═══ ОТРЫВОК

Ще щебече у садочку соловій
Пісню любую весноньці молодій,
Ще щебече, як віддавна щебетав,
Своїм співом весну красную вітав.
Иван Франко
«Обыватель ждет немца как избавителя!»1 — записал Вернадский в своем дневнике 3 ноября 1917 года. Еще три с половиной года назад народ приветствовал войну с Германией. Теперь обыватели с надеждой покупали газеты у мальчишки-торговца, прислушивались к разговорам на базаре — вдруг появится долгожданная весть. Весть об оккупации. Немцев ждали в Петрограде, ждали в Киеве, ждали в Полтаве. Когда брат жены академика Вернадского Георгий Старицкий заметил в разговоре, что «уж лучше большевики, чем немцы», ему ответили: вы, должно быть, «один в Полтаве так думаете»2. Вот придут немцы и наведут порядок. И немцы пришли.
Трудно поверить, но германское наступление было в значительной степени «военной импровизацией». Цели и задачи менялись и уточнялись по ходу действия. Официально немцы шли помогать новой «дружественной стране», откликнувшись на ее просьбу о помощи. Кайзер Вильгельм не тратил времени и сил на украинские дела, роль германского МИДа также была второстепенной. Решения принимал Генерал-квартирмейстер германского генштаба Эрих Людендорф, и он же руководил германскими войсками на Западном фронте. Оккупация Украины была для него делом второстепенным.
На Киев (направление главного удара) наступали войска Александра фон Линзингена, «старого знакомого» русской армии. Позднее его сменит фельдмаршал фон Эйхгорн. 19 февраля немцы начали свой новый поход на Восток. 24 февраля они уже были в Житомире, а 2 марта вошли в оставленный большевиками Киев. Жители не заколачивали окна и двери досками, не прятались по домам. Напротив, «весь город высыпал на улицу». Владимир Мустафин вспоминал, что по Крещатику и Фундуклеевской было трудно пройти из-за густой толпы нарядно одетых людей. Киевляне собрались, как на большой праздник. Наконец послышались крики: «Идут! Идут! Немцы идут!» На Фундуклеевскую вступила кавалерийская колонна: «Стройными рядами справа по три на хорошо вычищенных, сытых, откормленных, с лоснящейся шерстью конях едут в глубоком молчании уланы, за ними колонны самокатчиков, а дальше бесконечные ряды пехоты в стальных шлемах, прерываемые грохочущими по мостовой батареями. Извиваясь, как удав, блестя металлическими шлемами, штыками течет могучий людской поток, грозно молчаливый»3.
Но генерала Мустафина мучили сомнения: как же так, нашим спасителем стал наш злейший враг?! Мы встречаем тех самых немцев, с которыми воевали почти четыре года, которых уже привыкли ненавидеть как жестоких, безжалостных и вероломных врагов. И эти враги стали нашими освободителями?
Недоумевал первое время и украинский полковник Всеволод Петров, увидев в штабном вагоне рядом с генералами Натиевым и Присовским трех германских офицеров.
«— А это что такое? С ними тоже будем биться или что?

══════
═══ ДАННЫЕ ЗАПИСИ

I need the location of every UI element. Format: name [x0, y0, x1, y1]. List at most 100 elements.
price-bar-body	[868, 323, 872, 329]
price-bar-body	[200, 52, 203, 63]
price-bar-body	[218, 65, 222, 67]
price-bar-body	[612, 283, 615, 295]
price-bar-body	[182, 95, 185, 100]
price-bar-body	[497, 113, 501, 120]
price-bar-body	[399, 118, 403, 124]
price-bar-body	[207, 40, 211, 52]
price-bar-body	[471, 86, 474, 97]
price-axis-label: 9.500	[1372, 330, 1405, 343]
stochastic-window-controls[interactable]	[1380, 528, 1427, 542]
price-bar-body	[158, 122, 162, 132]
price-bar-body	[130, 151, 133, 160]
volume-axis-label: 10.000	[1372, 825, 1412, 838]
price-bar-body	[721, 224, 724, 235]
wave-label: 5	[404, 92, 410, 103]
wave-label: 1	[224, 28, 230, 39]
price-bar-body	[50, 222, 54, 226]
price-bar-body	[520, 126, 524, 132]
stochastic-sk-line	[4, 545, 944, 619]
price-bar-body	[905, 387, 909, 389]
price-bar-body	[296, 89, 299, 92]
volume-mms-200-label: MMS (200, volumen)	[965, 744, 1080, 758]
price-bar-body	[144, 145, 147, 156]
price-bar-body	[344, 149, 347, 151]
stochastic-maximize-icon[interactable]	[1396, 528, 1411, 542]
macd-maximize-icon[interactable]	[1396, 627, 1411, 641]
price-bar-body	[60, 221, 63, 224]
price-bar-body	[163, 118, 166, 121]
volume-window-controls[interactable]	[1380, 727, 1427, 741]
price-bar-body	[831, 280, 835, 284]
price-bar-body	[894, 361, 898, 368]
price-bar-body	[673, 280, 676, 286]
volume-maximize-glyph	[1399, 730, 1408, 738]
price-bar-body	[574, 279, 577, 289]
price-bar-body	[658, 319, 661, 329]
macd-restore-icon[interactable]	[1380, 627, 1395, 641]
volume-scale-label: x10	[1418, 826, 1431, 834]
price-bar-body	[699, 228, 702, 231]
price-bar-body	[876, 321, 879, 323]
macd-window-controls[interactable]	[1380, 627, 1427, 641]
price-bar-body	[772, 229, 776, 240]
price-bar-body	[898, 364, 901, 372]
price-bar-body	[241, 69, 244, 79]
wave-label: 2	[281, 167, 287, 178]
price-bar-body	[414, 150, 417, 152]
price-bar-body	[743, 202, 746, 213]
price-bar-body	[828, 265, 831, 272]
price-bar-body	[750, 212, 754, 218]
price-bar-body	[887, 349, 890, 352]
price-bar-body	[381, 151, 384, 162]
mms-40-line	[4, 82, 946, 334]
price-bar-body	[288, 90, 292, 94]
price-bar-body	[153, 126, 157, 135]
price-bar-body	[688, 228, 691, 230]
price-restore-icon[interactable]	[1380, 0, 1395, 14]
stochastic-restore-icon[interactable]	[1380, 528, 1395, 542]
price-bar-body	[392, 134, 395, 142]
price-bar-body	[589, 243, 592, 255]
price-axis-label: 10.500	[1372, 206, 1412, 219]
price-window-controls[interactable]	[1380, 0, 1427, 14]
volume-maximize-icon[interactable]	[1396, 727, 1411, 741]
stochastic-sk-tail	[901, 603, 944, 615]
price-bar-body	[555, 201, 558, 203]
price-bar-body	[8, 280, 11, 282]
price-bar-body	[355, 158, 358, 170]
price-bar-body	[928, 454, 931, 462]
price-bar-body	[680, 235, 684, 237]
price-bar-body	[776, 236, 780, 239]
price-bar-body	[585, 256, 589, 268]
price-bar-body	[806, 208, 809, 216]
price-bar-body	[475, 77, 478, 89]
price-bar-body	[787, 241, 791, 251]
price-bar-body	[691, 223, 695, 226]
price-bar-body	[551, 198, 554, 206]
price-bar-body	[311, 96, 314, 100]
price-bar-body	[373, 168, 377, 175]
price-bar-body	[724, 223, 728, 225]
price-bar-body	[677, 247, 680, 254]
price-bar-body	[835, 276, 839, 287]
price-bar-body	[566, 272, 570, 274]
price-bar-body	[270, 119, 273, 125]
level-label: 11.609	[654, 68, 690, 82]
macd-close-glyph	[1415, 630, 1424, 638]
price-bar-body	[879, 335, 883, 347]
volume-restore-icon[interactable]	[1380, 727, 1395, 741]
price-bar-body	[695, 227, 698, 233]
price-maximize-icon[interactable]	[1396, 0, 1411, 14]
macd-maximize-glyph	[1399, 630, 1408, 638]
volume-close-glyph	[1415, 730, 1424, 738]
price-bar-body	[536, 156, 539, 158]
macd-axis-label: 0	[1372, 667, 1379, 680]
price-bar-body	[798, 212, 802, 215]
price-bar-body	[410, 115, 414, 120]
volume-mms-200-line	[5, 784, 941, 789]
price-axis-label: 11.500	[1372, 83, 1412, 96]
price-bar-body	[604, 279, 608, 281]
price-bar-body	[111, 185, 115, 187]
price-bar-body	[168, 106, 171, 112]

══════
═══ ДАННЫЕ ЗАПИСИ

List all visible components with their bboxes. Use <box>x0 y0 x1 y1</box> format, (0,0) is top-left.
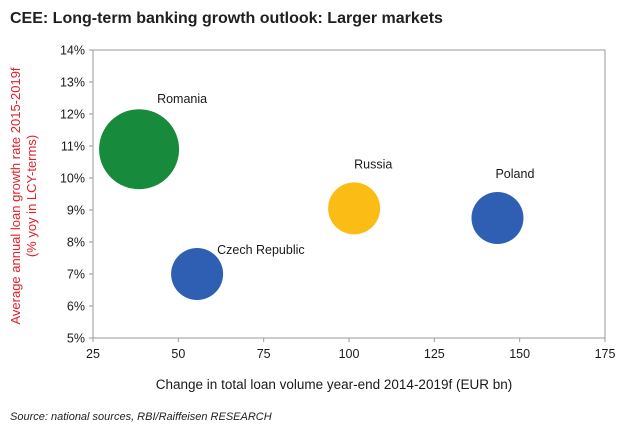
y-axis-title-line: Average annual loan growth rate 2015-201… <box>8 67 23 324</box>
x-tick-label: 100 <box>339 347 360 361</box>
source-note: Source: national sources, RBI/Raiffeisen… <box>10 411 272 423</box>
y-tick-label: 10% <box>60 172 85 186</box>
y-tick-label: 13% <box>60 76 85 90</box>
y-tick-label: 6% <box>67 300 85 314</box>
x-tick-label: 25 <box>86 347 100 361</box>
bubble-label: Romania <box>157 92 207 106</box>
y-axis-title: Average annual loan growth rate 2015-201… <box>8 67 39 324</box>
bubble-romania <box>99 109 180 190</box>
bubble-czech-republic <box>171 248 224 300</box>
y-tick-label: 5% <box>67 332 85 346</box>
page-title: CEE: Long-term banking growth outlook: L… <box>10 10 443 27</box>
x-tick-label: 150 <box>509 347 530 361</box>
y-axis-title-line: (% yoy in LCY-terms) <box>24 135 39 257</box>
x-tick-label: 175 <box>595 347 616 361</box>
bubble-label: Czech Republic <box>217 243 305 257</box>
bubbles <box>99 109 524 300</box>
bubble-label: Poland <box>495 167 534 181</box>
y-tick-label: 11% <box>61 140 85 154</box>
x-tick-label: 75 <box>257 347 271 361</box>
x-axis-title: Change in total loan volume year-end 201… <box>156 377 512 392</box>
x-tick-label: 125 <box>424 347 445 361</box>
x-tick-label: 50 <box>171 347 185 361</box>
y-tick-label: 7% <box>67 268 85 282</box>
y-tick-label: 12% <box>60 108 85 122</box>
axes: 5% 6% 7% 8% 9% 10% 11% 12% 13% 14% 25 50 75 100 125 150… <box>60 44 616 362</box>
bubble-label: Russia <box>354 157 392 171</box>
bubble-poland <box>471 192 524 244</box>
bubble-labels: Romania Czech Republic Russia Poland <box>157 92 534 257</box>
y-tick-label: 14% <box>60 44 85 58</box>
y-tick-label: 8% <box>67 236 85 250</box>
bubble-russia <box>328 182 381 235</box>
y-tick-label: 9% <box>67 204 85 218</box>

══════
═══ ДАННЫЕ ЗАПИСИ

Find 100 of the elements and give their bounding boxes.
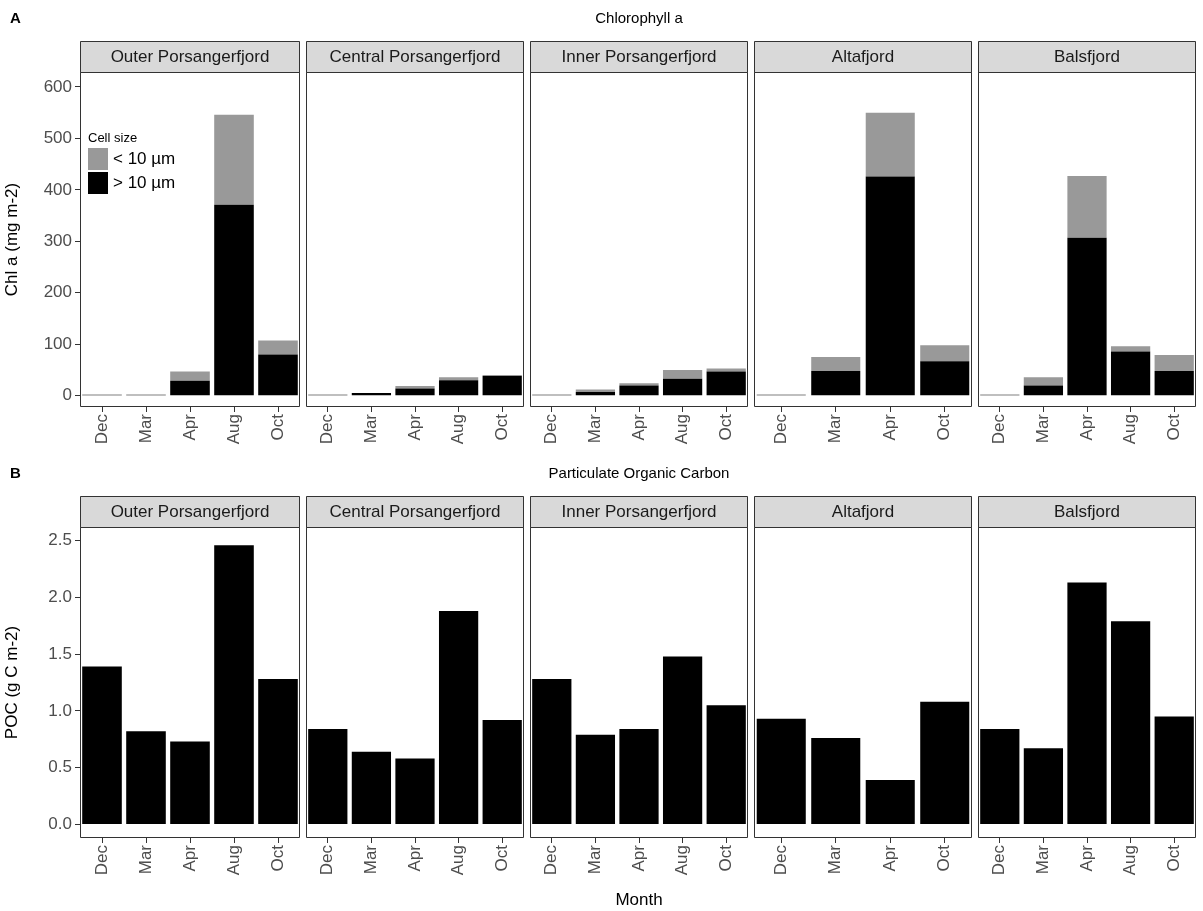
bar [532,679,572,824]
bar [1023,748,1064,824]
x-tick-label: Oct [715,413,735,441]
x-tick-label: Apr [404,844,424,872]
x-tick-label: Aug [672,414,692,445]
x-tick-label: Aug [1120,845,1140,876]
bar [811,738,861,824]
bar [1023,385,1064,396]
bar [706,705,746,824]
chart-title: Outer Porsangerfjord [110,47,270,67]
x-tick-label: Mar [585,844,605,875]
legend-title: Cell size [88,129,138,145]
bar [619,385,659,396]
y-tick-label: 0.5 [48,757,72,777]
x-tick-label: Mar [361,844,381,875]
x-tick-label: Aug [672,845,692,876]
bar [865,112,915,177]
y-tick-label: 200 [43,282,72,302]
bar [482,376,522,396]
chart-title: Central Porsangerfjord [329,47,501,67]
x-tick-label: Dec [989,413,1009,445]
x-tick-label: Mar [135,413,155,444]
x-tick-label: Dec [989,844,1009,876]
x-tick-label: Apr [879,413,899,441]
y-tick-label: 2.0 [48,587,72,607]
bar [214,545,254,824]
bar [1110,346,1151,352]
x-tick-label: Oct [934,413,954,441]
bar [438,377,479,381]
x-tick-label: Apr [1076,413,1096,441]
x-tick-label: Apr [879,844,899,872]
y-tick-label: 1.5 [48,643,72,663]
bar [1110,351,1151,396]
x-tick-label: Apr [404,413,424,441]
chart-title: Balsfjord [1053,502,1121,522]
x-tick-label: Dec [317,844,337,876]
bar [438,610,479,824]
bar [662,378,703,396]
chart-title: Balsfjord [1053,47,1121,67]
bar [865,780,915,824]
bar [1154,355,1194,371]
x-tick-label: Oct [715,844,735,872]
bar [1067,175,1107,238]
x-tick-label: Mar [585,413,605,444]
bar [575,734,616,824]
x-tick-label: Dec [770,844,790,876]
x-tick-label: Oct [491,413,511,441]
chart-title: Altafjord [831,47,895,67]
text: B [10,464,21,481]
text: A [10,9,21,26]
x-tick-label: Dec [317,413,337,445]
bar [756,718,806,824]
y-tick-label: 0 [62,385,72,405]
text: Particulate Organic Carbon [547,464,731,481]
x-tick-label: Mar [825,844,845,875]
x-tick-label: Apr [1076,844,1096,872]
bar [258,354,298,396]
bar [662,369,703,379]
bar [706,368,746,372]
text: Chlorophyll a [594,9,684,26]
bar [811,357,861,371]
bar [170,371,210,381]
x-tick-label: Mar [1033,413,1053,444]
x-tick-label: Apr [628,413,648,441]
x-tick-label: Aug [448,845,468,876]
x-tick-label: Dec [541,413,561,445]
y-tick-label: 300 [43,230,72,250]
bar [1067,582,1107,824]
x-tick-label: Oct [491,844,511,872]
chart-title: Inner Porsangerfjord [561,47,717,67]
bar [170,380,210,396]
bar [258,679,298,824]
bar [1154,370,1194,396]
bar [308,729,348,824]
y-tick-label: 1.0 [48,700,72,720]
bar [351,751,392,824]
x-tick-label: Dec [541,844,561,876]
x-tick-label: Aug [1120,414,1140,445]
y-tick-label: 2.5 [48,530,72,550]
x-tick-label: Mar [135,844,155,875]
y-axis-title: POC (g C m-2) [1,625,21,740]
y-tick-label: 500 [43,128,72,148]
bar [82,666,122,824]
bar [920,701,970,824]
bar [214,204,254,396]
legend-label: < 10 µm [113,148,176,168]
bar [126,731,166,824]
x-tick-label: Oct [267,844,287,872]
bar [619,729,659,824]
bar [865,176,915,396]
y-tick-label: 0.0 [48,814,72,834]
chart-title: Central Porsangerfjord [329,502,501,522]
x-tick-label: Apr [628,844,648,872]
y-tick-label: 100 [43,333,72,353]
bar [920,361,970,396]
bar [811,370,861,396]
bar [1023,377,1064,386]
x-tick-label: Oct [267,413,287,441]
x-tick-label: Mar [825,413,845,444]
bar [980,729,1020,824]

══════

## ЗАДАЧА 1:
Какой фрагмент отрывка об оккупации Украины начинается со слов «Но генерала Мустафина» и заканчивается словами «биться или что?»? Извлеките его дословно.
## ЗАДАЧА 2:
Замените «x-tick-label» на «x-axis-label» в записях: начните со строки, где есть «bar [532,679,572,824]», и закончите строкой с «bar [706,705,746,824]» включительно. Выведите только эти строки, всё остальное в них оставьте без изменений.

## ПОЛНЫЙ ОТВЕТ 1:
Но генерала Мустафина мучили сомнения: как же так, нашим спасителем стал наш злейший враг?! Мы встречаем тех самых немцев, с которыми воевали почти четыре года, которых уже привыкли ненавидеть как жестоких, безжалостных и вероломных врагов. И эти враги стали нашими освободителями?
Недоумевал первое время и украинский полковник Всеволод Петров, увидев в штабном вагоне рядом с генералами Натиевым и Присовским трех германских офицеров.
«— А это что такое? С ними тоже будем биться или что?

## ПОЛНЫЙ ОТВЕТ 2:
bar [532,679,572,824]
bar [1023,748,1064,824]
x-axis-label: Oct [715,413,735,441]
x-axis-label: Apr [404,844,424,872]
x-axis-label: Aug [672,414,692,445]
x-axis-label: Aug [1120,845,1140,876]
bar [811,738,861,824]
bar [1023,385,1064,396]
bar [706,705,746,824]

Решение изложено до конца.